**Exercise prompt**
Reproduce all records exactly.

Figure collection entries
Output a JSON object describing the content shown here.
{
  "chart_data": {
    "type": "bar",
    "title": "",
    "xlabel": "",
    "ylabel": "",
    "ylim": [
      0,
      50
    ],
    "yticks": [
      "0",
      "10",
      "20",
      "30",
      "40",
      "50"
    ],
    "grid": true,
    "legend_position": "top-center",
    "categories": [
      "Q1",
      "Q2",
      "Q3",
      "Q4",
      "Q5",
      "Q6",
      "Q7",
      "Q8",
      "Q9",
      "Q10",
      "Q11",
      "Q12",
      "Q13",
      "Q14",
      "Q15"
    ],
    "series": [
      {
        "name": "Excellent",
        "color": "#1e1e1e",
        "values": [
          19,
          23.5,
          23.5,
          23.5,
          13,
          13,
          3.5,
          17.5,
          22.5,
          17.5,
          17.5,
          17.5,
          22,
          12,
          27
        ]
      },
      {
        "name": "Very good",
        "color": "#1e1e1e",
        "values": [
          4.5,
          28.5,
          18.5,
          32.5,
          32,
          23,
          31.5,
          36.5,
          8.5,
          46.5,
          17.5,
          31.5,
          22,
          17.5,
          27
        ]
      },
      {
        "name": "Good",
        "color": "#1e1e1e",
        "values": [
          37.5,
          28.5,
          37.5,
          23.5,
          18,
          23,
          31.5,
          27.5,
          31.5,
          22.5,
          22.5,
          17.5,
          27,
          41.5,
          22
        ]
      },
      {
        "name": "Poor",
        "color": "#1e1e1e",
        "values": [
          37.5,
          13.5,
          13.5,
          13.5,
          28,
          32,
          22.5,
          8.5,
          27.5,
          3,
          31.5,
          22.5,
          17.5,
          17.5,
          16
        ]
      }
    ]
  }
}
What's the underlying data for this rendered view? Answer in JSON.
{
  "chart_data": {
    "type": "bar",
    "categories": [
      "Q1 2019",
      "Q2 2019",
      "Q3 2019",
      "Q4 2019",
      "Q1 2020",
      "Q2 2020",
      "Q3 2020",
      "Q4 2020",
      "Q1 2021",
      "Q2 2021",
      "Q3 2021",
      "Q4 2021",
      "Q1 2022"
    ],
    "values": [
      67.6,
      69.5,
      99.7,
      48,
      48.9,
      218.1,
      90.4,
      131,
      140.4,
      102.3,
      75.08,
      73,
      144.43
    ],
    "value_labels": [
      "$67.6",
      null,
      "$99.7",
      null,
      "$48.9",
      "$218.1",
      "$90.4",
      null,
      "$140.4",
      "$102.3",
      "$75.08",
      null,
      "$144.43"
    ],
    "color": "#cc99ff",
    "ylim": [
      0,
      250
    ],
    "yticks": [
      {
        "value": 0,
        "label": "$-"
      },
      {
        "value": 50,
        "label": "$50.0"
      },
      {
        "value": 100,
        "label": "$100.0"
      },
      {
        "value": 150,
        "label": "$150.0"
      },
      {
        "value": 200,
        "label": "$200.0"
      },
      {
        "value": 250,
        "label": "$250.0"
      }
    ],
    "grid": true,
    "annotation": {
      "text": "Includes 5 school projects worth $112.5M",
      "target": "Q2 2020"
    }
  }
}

**Reply**
Output a JSON object describing the content shown here.
{
  "chart_data": {
    "type": "bar",
    "title": "",
    "xlabel": "",
    "ylabel": "",
    "ylim": [
      0,
      50
    ],
    "yticks": [
      "0",
      "10",
      "20",
      "30",
      "40",
      "50"
    ],
    "grid": true,
    "legend_position": "top-center",
    "categories": [
      "Q1",
      "Q2",
      "Q3",
      "Q4",
      "Q5",
      "Q6",
      "Q7",
      "Q8",
      "Q9",
      "Q10",
      "Q11",
      "Q12",
      "Q13",
      "Q14",
      "Q15"
    ],
    "series": [
      {
        "name": "Excellent",
        "color": "#1e1e1e",
        "values": [
          19,
          23.5,
          23.5,
          23.5,
          13,
          13,
          3.5,
          17.5,
          22.5,
          17.5,
          17.5,
          17.5,
          22,
          12,
          27
        ]
      },
      {
        "name": "Very good",
        "color": "#1e1e1e",
        "values": [
          4.5,
          28.5,
          18.5,
          32.5,
          32,
          23,
          31.5,
          36.5,
          8.5,
          46.5,
          17.5,
          31.5,
          22,
          17.5,
          27
        ]
      },
      {
        "name": "Good",
        "color": "#1e1e1e",
        "values": [
          37.5,
          28.5,
          37.5,
          23.5,
          18,
          23,
          31.5,
          27.5,
          31.5,
          22.5,
          22.5,
          17.5,
          27,
          41.5,
          22
        ]
      },
      {
        "name": "Poor",
        "color": "#1e1e1e",
        "values": [
          37.5,
          13.5,
          13.5,
          13.5,
          28,
          32,
          22.5,
          8.5,
          27.5,
          3,
          31.5,
          22.5,
          17.5,
          17.5,
          16
        ]
      }
    ]
  }
}
What's the underlying data for this rendered view? Answer in JSON.
{
  "chart_data": {
    "type": "bar",
    "categories": [
      "Q1 2019",
      "Q2 2019",
      "Q3 2019",
      "Q4 2019",
      "Q1 2020",
      "Q2 2020",
      "Q3 2020",
      "Q4 2020",
      "Q1 2021",
      "Q2 2021",
      "Q3 2021",
      "Q4 2021",
      "Q1 2022"
    ],
    "values": [
      67.6,
      69.5,
      99.7,
      48,
      48.9,
      218.1,
      90.4,
      131,
      140.4,
      102.3,
      75.08,
      73,
      144.43
    ],
    "value_labels": [
      "$67.6",
      null,
      "$99.7",
      null,
      "$48.9",
      "$218.1",
      "$90.4",
      null,
      "$140.4",
      "$102.3",
      "$75.08",
      null,
      "$144.43"
    ],
    "color": "#cc99ff",
    "ylim": [
      0,
      250
    ],
    "yticks": [
      {
        "value": 0,
        "label": "$-"
      },
      {
        "value": 50,
        "label": "$50.0"
      },
      {
        "value": 100,
        "label": "$100.0"
      },
      {
        "value": 150,
        "label": "$150.0"
      },
      {
        "value": 200,
        "label": "$200.0"
      },
      {
        "value": 250,
        "label": "$250.0"
      }
    ],
    "grid": true,
    "annotation": {
      "text": "Includes 5 school projects worth $112.5M",
      "target": "Q2 2020"
    }
  }
}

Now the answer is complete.